[BEGIN Records]

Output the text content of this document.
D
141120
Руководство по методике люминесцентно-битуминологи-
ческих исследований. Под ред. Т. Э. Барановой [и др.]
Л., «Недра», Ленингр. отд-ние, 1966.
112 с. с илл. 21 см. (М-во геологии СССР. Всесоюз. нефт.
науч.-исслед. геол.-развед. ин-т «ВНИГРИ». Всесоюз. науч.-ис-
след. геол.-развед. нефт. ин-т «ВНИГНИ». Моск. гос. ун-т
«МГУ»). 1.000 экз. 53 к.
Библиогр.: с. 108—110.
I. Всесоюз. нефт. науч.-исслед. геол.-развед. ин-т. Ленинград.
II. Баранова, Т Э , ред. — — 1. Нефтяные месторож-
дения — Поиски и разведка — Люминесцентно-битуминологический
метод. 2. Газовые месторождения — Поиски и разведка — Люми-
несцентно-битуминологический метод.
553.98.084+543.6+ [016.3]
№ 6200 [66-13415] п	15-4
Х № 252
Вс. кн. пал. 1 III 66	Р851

[END Records]

* **Set problem**
Identify the lines above with the word "битуминологический". Copy them.

* **Answer for the task**
дения — Поиски и разведка — Люминесцентно-битуминологический
несцентно-битуминологический метод.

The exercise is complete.